Rewrite the entries below so that "legend-swatch" becomes "legend-marker" wherever it occurs, leaving everything else unchanged. Omit the pictures from the result.

___ Data supplied ___

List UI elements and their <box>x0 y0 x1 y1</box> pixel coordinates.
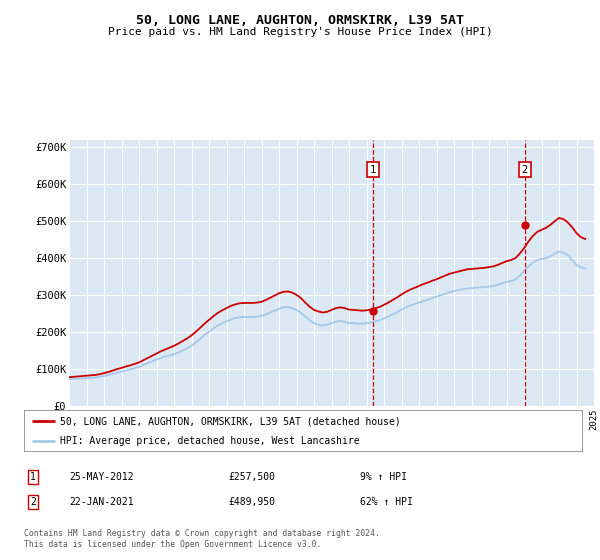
Text: 62% ↑ HPI: 62% ↑ HPI <box>360 497 413 507</box>
Text: 2: 2 <box>522 165 528 175</box>
Text: Contains HM Land Registry data © Crown copyright and database right 2024.
This d: Contains HM Land Registry data © Crown c… <box>24 529 380 549</box>
Text: 22-JAN-2021: 22-JAN-2021 <box>69 497 134 507</box>
Text: 50, LONG LANE, AUGHTON, ORMSKIRK, L39 5AT: 50, LONG LANE, AUGHTON, ORMSKIRK, L39 5A… <box>136 14 464 27</box>
Text: 9% ↑ HPI: 9% ↑ HPI <box>360 472 407 482</box>
Text: 1: 1 <box>370 165 376 175</box>
Text: 2: 2 <box>30 497 36 507</box>
Text: £489,950: £489,950 <box>228 497 275 507</box>
Text: HPI: Average price, detached house, West Lancashire: HPI: Average price, detached house, West… <box>60 436 360 446</box>
Text: 1: 1 <box>30 472 36 482</box>
Text: Price paid vs. HM Land Registry's House Price Index (HPI): Price paid vs. HM Land Registry's House … <box>107 27 493 37</box>
Text: 50, LONG LANE, AUGHTON, ORMSKIRK, L39 5AT (detached house): 50, LONG LANE, AUGHTON, ORMSKIRK, L39 5A… <box>60 417 401 426</box>
Text: £257,500: £257,500 <box>228 472 275 482</box>
Text: 25-MAY-2012: 25-MAY-2012 <box>69 472 134 482</box>
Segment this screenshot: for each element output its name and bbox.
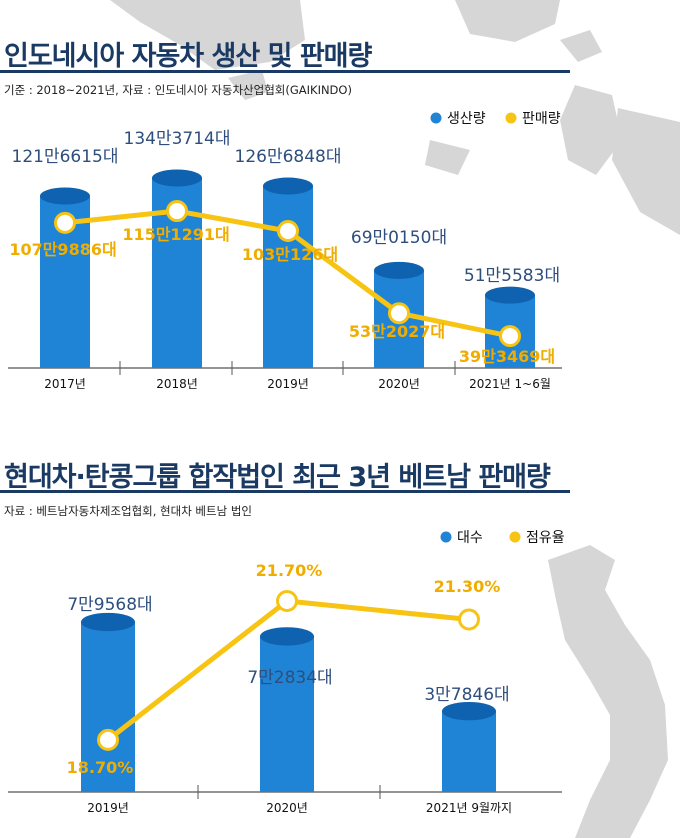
line-value-label-2: 21.30% xyxy=(434,577,501,596)
x-tick-label-2: 2019년 xyxy=(267,377,309,391)
legend-swatch-0 xyxy=(430,112,442,124)
x-tick-label-0: 2019년 xyxy=(87,801,129,815)
bar-body-2 xyxy=(263,186,313,368)
bar-top-0 xyxy=(81,612,135,632)
line-point-2 xyxy=(458,608,480,631)
line-point-3 xyxy=(388,302,410,325)
x-tick-label-1: 2018년 xyxy=(156,377,198,391)
bar-top-1 xyxy=(260,627,314,646)
legend-label-1: 판매량 xyxy=(522,111,561,127)
line-point-2 xyxy=(277,220,299,243)
line-point-4 xyxy=(499,325,521,348)
line-value-label-3: 53만2027대 xyxy=(349,322,445,341)
legend-label-1: 점유율 xyxy=(526,530,565,546)
x-tick-label-0: 2017년 xyxy=(44,377,86,391)
line-value-label-4: 39만3469대 xyxy=(459,347,555,366)
bar-body-1 xyxy=(260,636,314,792)
line-point-1 xyxy=(276,590,298,612)
legend-swatch-1 xyxy=(505,112,517,124)
x-tick-label-3: 2020년 xyxy=(378,377,420,391)
bar-body-0 xyxy=(81,622,135,792)
legend-swatch-0 xyxy=(440,531,452,543)
line-point-1 xyxy=(166,200,188,223)
chart2-source: 자료 : 베트남자동차제조업협회, 현대차 베트남 법인 xyxy=(4,504,252,518)
bar-value-label-2: 126만6848대 xyxy=(235,147,342,167)
x-tick-label-1: 2020년 xyxy=(266,801,308,815)
bar-2 xyxy=(442,701,496,792)
chart2-title-rule xyxy=(0,490,570,493)
x-tick-label-2: 2021년 9월까지 xyxy=(426,801,512,815)
legend-label-0: 생산량 xyxy=(447,111,486,127)
bar-top-2 xyxy=(263,177,313,195)
line-value-label-1: 115만1291대 xyxy=(122,225,229,244)
legend-label-0: 대수 xyxy=(457,530,483,546)
bar-value-label-2: 3만7846대 xyxy=(424,685,509,705)
chart1-title: 인도네시아 자동차 생산 및 판매량 xyxy=(4,41,372,72)
bar-body-2 xyxy=(442,711,496,792)
line-value-label-0: 18.70% xyxy=(67,758,134,777)
chart1-source: 기준 : 2018~2021년, 자료 : 인도네시아 자동차산업협회(GAIK… xyxy=(4,83,352,97)
bar-top-0 xyxy=(40,187,90,205)
line-value-label-0: 107만9886대 xyxy=(9,240,116,259)
bar-value-label-0: 7만9568대 xyxy=(67,595,152,615)
bar-value-label-3: 69만0150대 xyxy=(351,228,447,248)
line-value-label-1: 21.70% xyxy=(256,561,323,580)
bar-value-label-0: 121만6615대 xyxy=(12,147,119,167)
vietnam-chart: 대수 점유율 7만9568대 2019년 7만2834대 2020년 3만7846대 2021… xyxy=(8,530,565,815)
chart2-title: 현대차·탄콩그룹 합작법인 최근 3년 베트남 판매량 xyxy=(4,462,551,493)
bar-top-3 xyxy=(374,261,424,279)
chart1-title-rule xyxy=(0,70,570,73)
legend-swatch-1 xyxy=(509,531,521,543)
bar-2 xyxy=(263,177,313,368)
x-tick-label-4: 2021년 1~6월 xyxy=(469,377,551,391)
bar-top-2 xyxy=(442,701,496,721)
bar-value-label-1: 7만2834대 xyxy=(247,668,332,688)
bar-value-label-4: 51만5583대 xyxy=(464,266,560,286)
line-value-label-2: 103만126대 xyxy=(242,245,338,264)
bar-value-label-1: 134만3714대 xyxy=(124,129,231,149)
line-point-0 xyxy=(97,728,119,751)
bar-0 xyxy=(81,612,135,792)
line-point-0 xyxy=(54,211,76,234)
indonesia-chart: 생산량 판매량 121만6615대 2017년 134만3714대 2018년 126만68… xyxy=(8,111,562,391)
bar-1 xyxy=(152,169,202,368)
bar-top-1 xyxy=(152,169,202,187)
bar-1 xyxy=(260,627,314,792)
bar-top-4 xyxy=(485,286,535,304)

___

§ **Result for this exercise**
List UI elements and their <box>x0 y0 x1 y1</box> pixel coordinates.
Text: 62% ↑ HPI: 62% ↑ HPI <box>360 497 413 507</box>
Text: 2: 2 <box>522 165 528 175</box>
Text: Contains HM Land Registry data © Crown copyright and database right 2024.
This d: Contains HM Land Registry data © Crown c… <box>24 529 380 549</box>
Text: 22-JAN-2021: 22-JAN-2021 <box>69 497 134 507</box>
Text: 50, LONG LANE, AUGHTON, ORMSKIRK, L39 5AT: 50, LONG LANE, AUGHTON, ORMSKIRK, L39 5A… <box>136 14 464 27</box>
Text: 9% ↑ HPI: 9% ↑ HPI <box>360 472 407 482</box>
Text: 1: 1 <box>370 165 376 175</box>
Text: 2: 2 <box>30 497 36 507</box>
Text: £489,950: £489,950 <box>228 497 275 507</box>
Text: HPI: Average price, detached house, West Lancashire: HPI: Average price, detached house, West… <box>60 436 360 446</box>
Text: 1: 1 <box>30 472 36 482</box>
Text: Price paid vs. HM Land Registry's House Price Index (HPI): Price paid vs. HM Land Registry's House … <box>107 27 493 37</box>
Text: 50, LONG LANE, AUGHTON, ORMSKIRK, L39 5AT (detached house): 50, LONG LANE, AUGHTON, ORMSKIRK, L39 5A… <box>60 417 401 426</box>
Text: £257,500: £257,500 <box>228 472 275 482</box>
Text: 25-MAY-2012: 25-MAY-2012 <box>69 472 134 482</box>
Segment this screenshot: for each element output its name and bbox.
line-value-label-2: 21.30% xyxy=(434,577,501,596)
x-tick-label-2: 2019년 xyxy=(267,377,309,391)
legend-marker-0 xyxy=(430,112,442,124)
x-tick-label-0: 2019년 xyxy=(87,801,129,815)
bar-body-2 xyxy=(263,186,313,368)
bar-top-0 xyxy=(81,612,135,632)
line-point-2 xyxy=(458,608,480,631)
line-point-3 xyxy=(388,302,410,325)
x-tick-label-1: 2018년 xyxy=(156,377,198,391)
bar-top-1 xyxy=(260,627,314,646)
legend-label-1: 판매량 xyxy=(522,111,561,127)
line-point-2 xyxy=(277,220,299,243)
line-point-4 xyxy=(499,325,521,348)
line-value-label-3: 53만2027대 xyxy=(349,322,445,341)
legend-label-1: 점유율 xyxy=(526,530,565,546)
x-tick-label-0: 2017년 xyxy=(44,377,86,391)
line-value-label-4: 39만3469대 xyxy=(459,347,555,366)
bar-body-1 xyxy=(260,636,314,792)
line-point-1 xyxy=(276,590,298,612)
legend-marker-1 xyxy=(505,112,517,124)
x-tick-label-3: 2020년 xyxy=(378,377,420,391)
bar-body-0 xyxy=(81,622,135,792)
legend-marker-0 xyxy=(440,531,452,543)
line-point-1 xyxy=(166,200,188,223)
chart2-source: 자료 : 베트남자동차제조업협회, 현대차 베트남 법인 xyxy=(4,504,252,518)
bar-value-label-2: 126만6848대 xyxy=(235,147,342,167)
x-tick-label-1: 2020년 xyxy=(266,801,308,815)
bar-2 xyxy=(442,701,496,792)
chart2-title-rule xyxy=(0,490,570,493)
x-tick-label-2: 2021년 9월까지 xyxy=(426,801,512,815)
legend-label-0: 생산량 xyxy=(447,111,486,127)
bar-top-2 xyxy=(263,177,313,195)
line-value-label-1: 115만1291대 xyxy=(122,225,229,244)
legend-label-0: 대수 xyxy=(457,530,483,546)
bar-value-label-2: 3만7846대 xyxy=(424,685,509,705)
chart1-title: 인도네시아 자동차 생산 및 판매량 xyxy=(4,41,372,72)
bar-body-2 xyxy=(442,711,496,792)
line-value-label-0: 18.70% xyxy=(67,758,134,777)
chart1-source: 기준 : 2018~2021년, 자료 : 인도네시아 자동차산업협회(GAIK… xyxy=(4,83,352,97)
bar-top-0 xyxy=(40,187,90,205)
line-value-label-0: 107만9886대 xyxy=(9,240,116,259)
bar-value-label-0: 7만9568대 xyxy=(67,595,152,615)
bar-value-label-3: 69만0150대 xyxy=(351,228,447,248)
line-value-label-1: 21.70% xyxy=(256,561,323,580)
bar-value-label-0: 121만6615대 xyxy=(12,147,119,167)
vietnam-chart: 대수 점유율 7만9568대 2019년 7만2834대 2020년 3만7846대 2021… xyxy=(8,530,565,815)
chart2-title: 현대차·탄콩그룹 합작법인 최근 3년 베트남 판매량 xyxy=(4,462,551,493)
bar-top-3 xyxy=(374,261,424,279)
chart1-title-rule xyxy=(0,70,570,73)
legend-marker-1 xyxy=(509,531,521,543)
bar-2 xyxy=(263,177,313,368)
x-tick-label-4: 2021년 1~6월 xyxy=(469,377,551,391)
bar-top-2 xyxy=(442,701,496,721)
bar-value-label-1: 7만2834대 xyxy=(247,668,332,688)
bar-value-label-4: 51만5583대 xyxy=(464,266,560,286)
line-value-label-2: 103만126대 xyxy=(242,245,338,264)
bar-value-label-1: 134만3714대 xyxy=(124,129,231,149)
line-point-0 xyxy=(97,728,119,751)
bar-0 xyxy=(81,612,135,792)
line-point-0 xyxy=(54,211,76,234)
indonesia-chart: 생산량 판매량 121만6615대 2017년 134만3714대 2018년 126만68… xyxy=(8,111,562,391)
bar-1 xyxy=(152,169,202,368)
bar-top-1 xyxy=(152,169,202,187)
bar-1 xyxy=(260,627,314,792)
bar-top-4 xyxy=(485,286,535,304)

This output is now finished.